** START OF SOURCE MATERIAL **

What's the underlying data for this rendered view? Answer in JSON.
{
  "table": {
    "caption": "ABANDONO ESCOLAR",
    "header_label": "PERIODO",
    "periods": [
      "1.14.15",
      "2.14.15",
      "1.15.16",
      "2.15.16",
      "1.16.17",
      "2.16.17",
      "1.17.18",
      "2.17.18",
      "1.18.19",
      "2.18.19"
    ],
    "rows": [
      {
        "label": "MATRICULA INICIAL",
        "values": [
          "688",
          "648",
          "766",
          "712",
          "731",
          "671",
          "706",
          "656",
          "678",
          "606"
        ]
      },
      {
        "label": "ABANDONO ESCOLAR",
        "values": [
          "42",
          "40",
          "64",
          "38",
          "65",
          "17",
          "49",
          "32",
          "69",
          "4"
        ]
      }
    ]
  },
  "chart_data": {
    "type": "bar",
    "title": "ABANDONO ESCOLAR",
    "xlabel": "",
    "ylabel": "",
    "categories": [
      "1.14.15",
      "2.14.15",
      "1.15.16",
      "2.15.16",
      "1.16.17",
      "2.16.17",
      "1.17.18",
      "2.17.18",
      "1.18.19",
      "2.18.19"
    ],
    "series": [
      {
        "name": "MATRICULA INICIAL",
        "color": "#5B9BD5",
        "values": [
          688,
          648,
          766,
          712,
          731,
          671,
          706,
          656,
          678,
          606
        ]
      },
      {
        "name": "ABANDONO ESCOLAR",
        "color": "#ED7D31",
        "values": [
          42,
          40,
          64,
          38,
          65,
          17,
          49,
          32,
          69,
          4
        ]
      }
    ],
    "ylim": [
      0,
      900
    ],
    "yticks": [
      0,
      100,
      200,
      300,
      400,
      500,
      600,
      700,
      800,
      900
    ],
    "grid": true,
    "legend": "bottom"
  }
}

** END OF SOURCE MATERIAL **

§ **WHAT YOU HAVE TO DO**
Return the entries in full, keeping every line exactly as it is.

§ **EXERCISE RESPONSE**
What's the underlying data for this rendered view? Answer in JSON.
{
  "table": {
    "caption": "ABANDONO ESCOLAR",
    "header_label": "PERIODO",
    "periods": [
      "1.14.15",
      "2.14.15",
      "1.15.16",
      "2.15.16",
      "1.16.17",
      "2.16.17",
      "1.17.18",
      "2.17.18",
      "1.18.19",
      "2.18.19"
    ],
    "rows": [
      {
        "label": "MATRICULA INICIAL",
        "values": [
          "688",
          "648",
          "766",
          "712",
          "731",
          "671",
          "706",
          "656",
          "678",
          "606"
        ]
      },
      {
        "label": "ABANDONO ESCOLAR",
        "values": [
          "42",
          "40",
          "64",
          "38",
          "65",
          "17",
          "49",
          "32",
          "69",
          "4"
        ]
      }
    ]
  },
  "chart_data": {
    "type": "bar",
    "title": "ABANDONO ESCOLAR",
    "xlabel": "",
    "ylabel": "",
    "categories": [
      "1.14.15",
      "2.14.15",
      "1.15.16",
      "2.15.16",
      "1.16.17",
      "2.16.17",
      "1.17.18",
      "2.17.18",
      "1.18.19",
      "2.18.19"
    ],
    "series": [
      {
        "name": "MATRICULA INICIAL",
        "color": "#5B9BD5",
        "values": [
          688,
          648,
          766,
          712,
          731,
          671,
          706,
          656,
          678,
          606
        ]
      },
      {
        "name": "ABANDONO ESCOLAR",
        "color": "#ED7D31",
        "values": [
          42,
          40,
          64,
          38,
          65,
          17,
          49,
          32,
          69,
          4
        ]
      }
    ],
    "ylim": [
      0,
      900
    ],
    "yticks": [
      0,
      100,
      200,
      300,
      400,
      500,
      600,
      700,
      800,
      900
    ],
    "grid": true,
    "legend": "bottom"
  }
}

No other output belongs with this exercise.